Say how many lines contain the word "творчества" and give no other text.

Recorded data:
═══

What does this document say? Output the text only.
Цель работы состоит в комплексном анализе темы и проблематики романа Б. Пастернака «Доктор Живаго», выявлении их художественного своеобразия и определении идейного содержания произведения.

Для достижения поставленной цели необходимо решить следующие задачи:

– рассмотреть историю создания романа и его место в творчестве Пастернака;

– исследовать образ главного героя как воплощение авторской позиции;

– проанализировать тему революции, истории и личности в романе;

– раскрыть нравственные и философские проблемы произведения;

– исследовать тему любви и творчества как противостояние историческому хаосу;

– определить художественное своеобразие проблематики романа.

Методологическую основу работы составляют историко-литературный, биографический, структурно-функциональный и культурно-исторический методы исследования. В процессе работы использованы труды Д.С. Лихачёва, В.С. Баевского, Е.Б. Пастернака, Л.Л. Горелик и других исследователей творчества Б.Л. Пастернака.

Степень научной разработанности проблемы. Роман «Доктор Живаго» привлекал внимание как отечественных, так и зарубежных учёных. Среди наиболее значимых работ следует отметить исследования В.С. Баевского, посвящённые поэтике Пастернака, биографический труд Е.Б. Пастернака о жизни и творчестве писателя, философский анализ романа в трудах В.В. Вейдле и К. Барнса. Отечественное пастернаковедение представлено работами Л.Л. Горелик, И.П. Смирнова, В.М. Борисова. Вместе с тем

═══

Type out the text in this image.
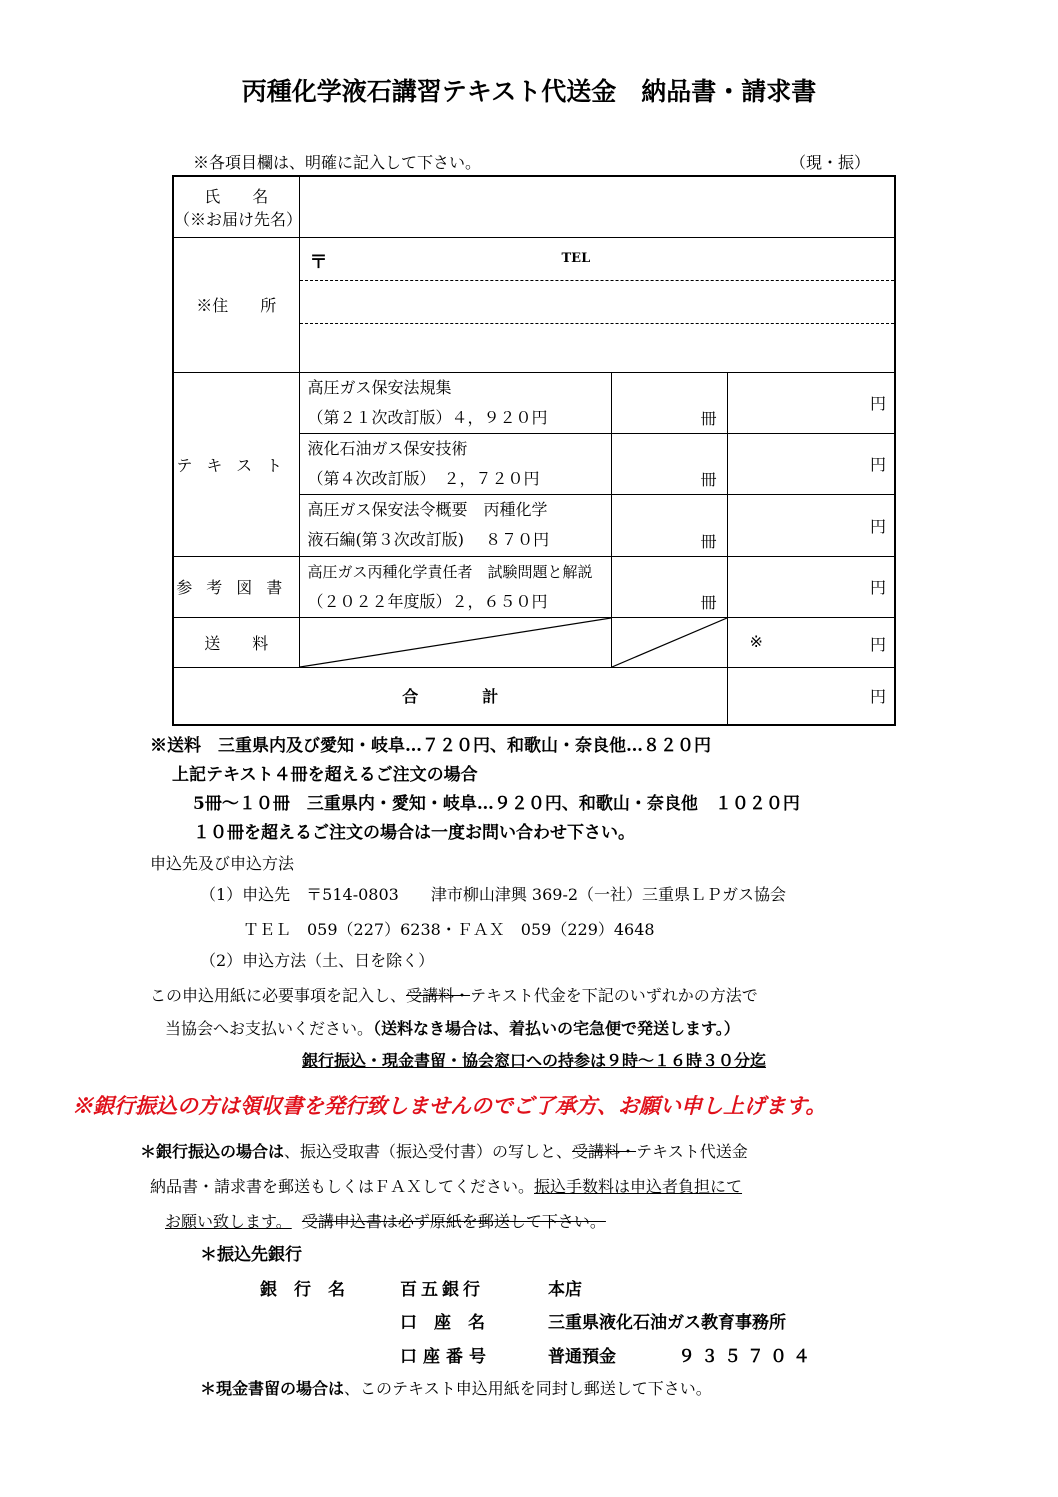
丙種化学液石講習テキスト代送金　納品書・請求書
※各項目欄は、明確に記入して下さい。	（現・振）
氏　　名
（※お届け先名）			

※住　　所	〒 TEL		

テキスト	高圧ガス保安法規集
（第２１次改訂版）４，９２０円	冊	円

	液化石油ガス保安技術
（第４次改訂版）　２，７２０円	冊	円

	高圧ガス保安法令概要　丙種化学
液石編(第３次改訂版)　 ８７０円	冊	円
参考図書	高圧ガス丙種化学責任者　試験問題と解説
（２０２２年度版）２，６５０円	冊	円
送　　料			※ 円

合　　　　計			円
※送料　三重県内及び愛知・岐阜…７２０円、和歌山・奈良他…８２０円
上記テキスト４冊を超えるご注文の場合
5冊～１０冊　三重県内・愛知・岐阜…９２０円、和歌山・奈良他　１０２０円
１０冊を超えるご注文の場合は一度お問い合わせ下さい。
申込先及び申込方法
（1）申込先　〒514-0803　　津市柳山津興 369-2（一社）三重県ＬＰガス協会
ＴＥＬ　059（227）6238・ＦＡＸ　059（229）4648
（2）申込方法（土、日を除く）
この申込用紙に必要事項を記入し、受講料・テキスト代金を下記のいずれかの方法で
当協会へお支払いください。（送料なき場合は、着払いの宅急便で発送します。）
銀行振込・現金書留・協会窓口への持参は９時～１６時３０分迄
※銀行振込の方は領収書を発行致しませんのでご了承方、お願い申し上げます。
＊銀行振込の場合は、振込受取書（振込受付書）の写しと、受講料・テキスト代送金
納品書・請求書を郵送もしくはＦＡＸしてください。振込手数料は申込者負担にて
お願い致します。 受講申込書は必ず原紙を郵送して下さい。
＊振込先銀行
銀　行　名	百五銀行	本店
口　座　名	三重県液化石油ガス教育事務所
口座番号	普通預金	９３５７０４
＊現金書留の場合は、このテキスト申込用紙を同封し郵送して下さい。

═══

SOLUTION FOR THIS PROBLEM: 2